● What to produce:
Keep every line where the word "name" appears; drop the rest.

— START Supplied records —

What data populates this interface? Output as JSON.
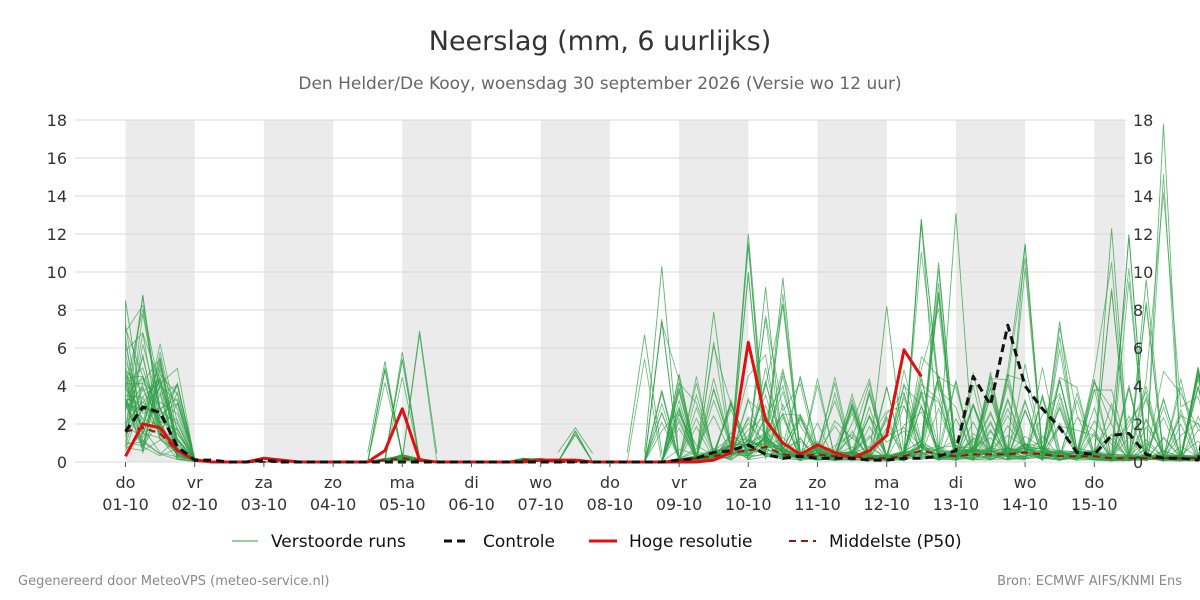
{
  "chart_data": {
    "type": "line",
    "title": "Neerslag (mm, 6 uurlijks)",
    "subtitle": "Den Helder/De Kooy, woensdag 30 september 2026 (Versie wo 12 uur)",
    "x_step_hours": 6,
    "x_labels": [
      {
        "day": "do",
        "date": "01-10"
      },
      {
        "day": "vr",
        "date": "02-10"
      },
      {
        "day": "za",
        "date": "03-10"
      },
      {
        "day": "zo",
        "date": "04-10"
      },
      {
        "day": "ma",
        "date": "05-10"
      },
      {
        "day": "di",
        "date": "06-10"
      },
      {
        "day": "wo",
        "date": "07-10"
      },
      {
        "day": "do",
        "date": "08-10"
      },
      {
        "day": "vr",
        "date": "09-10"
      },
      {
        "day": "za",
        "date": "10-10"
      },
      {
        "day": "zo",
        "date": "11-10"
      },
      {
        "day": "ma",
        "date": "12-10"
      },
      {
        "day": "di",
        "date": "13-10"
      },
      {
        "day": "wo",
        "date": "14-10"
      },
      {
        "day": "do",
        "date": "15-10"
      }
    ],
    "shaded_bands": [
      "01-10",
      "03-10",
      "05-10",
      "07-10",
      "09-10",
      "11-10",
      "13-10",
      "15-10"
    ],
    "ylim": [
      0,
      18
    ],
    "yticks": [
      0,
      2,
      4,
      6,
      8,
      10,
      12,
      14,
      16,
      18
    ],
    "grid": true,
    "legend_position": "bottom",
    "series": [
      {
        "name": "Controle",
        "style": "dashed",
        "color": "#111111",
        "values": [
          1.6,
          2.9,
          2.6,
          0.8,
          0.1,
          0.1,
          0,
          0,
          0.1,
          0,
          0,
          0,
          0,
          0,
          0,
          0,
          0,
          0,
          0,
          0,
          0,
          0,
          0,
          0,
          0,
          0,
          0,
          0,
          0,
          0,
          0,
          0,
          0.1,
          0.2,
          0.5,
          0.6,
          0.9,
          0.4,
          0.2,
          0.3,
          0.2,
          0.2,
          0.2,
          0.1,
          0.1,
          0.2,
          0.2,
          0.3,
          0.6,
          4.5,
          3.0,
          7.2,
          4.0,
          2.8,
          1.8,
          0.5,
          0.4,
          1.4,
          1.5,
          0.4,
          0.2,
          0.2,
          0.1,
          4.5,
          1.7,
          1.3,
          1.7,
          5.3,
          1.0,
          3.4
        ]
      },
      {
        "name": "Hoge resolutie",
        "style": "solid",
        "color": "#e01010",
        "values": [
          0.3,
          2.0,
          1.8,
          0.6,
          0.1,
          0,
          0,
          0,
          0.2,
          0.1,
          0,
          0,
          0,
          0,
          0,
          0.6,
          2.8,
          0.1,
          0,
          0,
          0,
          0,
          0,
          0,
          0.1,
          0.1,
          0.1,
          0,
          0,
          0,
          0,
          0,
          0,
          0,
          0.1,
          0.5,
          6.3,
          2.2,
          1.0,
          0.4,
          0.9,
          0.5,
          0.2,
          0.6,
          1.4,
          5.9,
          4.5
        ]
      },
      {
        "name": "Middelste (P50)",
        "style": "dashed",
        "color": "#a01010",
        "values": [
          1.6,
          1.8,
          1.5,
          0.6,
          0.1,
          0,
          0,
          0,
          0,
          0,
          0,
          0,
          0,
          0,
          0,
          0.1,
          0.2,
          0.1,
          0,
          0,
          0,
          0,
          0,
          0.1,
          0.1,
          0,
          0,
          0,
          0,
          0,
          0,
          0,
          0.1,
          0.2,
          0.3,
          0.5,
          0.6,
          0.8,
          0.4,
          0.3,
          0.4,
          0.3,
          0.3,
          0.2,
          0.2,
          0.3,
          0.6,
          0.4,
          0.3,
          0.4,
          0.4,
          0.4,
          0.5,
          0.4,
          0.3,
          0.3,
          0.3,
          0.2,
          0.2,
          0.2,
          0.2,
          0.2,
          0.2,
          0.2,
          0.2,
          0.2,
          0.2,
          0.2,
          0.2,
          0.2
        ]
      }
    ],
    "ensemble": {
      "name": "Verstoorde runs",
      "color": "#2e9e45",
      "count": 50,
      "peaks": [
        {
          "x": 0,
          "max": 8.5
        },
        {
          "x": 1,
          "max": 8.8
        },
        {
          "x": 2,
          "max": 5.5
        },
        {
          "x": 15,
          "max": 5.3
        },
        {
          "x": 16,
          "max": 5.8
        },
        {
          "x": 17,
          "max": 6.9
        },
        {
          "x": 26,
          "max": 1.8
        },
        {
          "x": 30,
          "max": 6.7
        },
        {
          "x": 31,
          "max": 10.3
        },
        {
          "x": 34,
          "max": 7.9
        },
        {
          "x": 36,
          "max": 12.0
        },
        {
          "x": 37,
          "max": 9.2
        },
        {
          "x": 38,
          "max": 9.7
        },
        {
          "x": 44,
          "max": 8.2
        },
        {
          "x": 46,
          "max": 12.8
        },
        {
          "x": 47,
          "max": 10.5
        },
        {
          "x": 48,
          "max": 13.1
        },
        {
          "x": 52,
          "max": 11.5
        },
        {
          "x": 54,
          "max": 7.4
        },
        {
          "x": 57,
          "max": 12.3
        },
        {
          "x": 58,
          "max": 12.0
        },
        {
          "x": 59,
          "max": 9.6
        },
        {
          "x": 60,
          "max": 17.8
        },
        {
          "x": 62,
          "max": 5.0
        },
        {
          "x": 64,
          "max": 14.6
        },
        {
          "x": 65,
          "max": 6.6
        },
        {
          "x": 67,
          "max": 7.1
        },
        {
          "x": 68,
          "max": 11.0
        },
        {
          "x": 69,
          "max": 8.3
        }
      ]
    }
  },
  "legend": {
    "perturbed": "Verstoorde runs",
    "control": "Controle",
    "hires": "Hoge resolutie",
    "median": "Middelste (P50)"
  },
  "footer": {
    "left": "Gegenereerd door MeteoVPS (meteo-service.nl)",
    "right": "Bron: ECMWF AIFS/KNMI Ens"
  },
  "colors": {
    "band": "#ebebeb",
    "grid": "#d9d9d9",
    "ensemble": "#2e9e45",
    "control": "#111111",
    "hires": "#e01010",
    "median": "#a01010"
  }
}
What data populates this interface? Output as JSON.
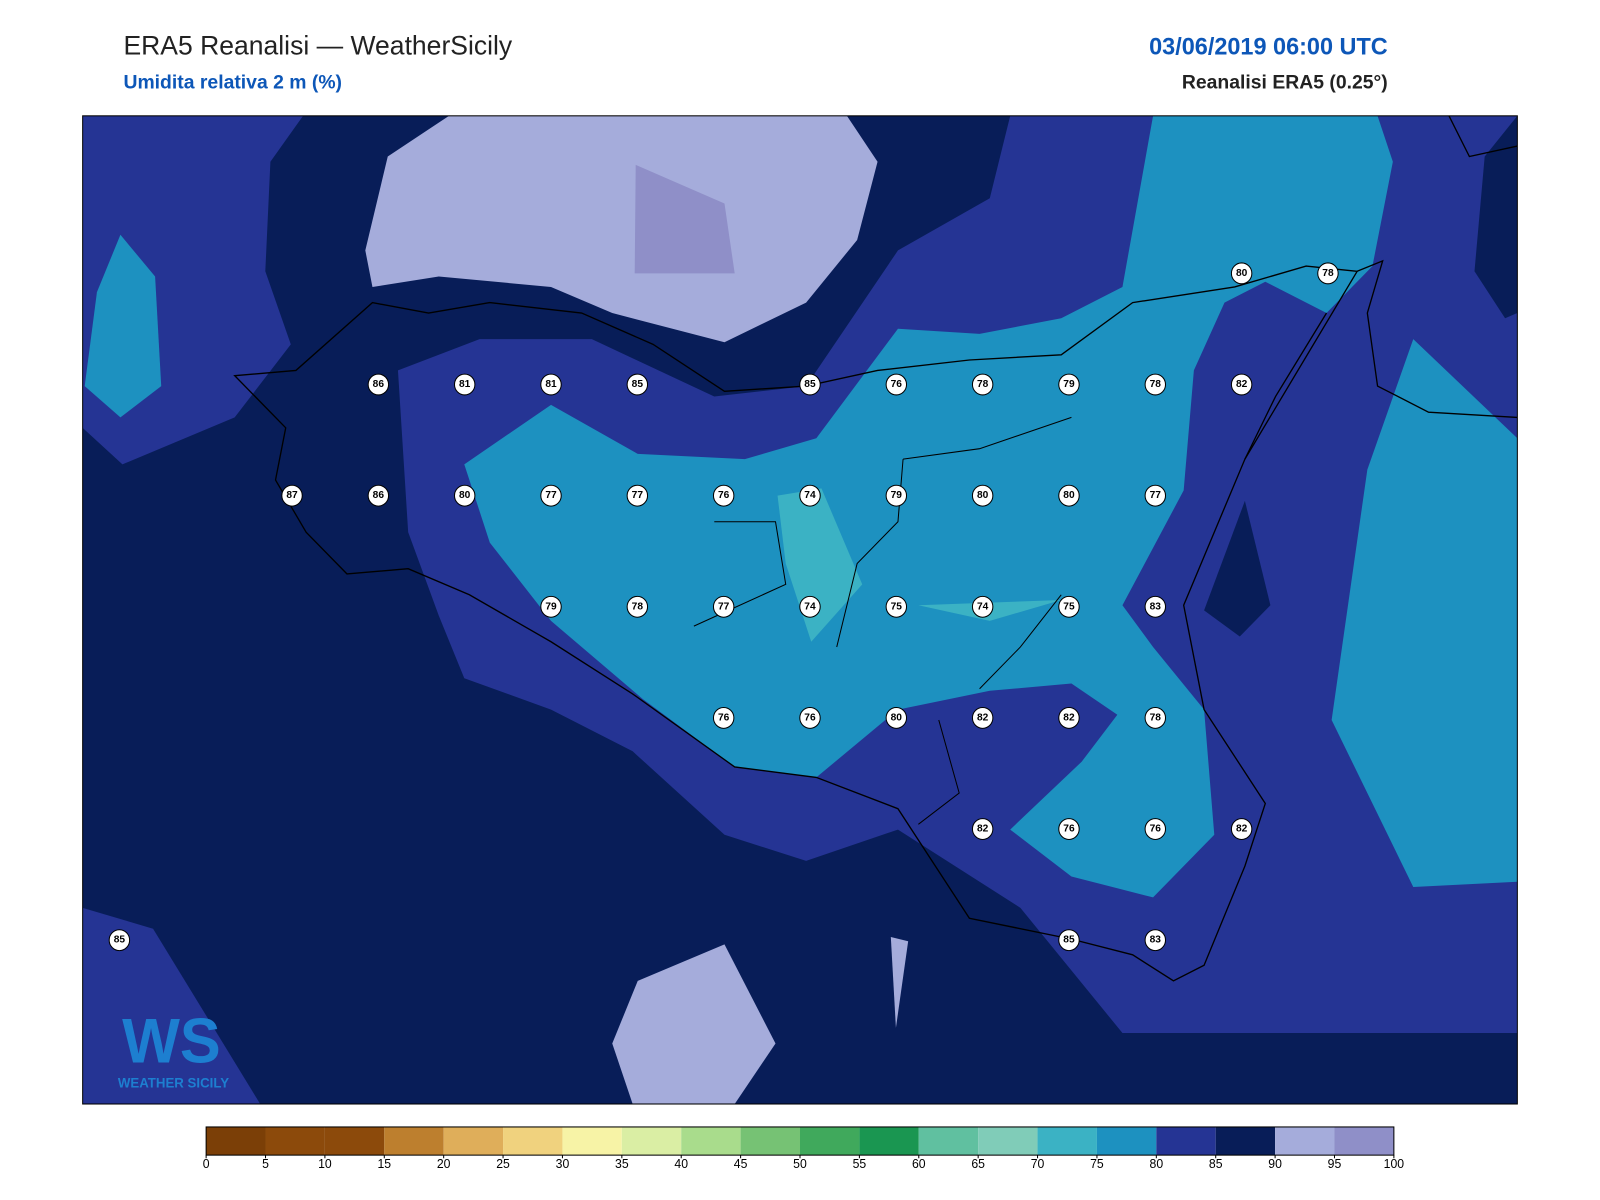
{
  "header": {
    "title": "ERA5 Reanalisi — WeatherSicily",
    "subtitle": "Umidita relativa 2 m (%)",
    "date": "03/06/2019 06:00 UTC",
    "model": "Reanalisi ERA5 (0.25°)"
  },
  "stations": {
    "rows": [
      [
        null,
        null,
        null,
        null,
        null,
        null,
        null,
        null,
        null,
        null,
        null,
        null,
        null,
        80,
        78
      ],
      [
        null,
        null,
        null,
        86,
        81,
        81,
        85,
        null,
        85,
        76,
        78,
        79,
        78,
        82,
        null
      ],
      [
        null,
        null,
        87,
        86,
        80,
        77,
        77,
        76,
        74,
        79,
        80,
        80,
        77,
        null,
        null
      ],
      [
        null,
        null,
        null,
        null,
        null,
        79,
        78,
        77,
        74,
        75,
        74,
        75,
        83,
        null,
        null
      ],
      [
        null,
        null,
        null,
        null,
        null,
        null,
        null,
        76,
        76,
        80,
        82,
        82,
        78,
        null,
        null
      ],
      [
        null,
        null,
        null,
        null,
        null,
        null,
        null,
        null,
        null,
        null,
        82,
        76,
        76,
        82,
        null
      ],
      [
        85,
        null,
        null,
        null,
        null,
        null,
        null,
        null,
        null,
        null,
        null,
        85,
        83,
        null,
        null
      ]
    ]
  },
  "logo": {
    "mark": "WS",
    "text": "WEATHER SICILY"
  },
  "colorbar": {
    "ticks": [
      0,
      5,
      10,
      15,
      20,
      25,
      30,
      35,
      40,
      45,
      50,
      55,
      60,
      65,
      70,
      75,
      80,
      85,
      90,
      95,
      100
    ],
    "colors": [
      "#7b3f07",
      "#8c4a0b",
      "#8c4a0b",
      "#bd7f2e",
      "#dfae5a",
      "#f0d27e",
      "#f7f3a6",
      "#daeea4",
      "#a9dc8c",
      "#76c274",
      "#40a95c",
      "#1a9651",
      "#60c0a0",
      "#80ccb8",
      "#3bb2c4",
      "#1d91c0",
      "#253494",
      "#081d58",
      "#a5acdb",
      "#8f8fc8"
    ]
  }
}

— END Supplied records —

● Solution to the problem:
        "name": "Controle",
        "name": "Hoge resolutie",
        "name": "Middelste (P50)",
      "name": "Verstoorde runs",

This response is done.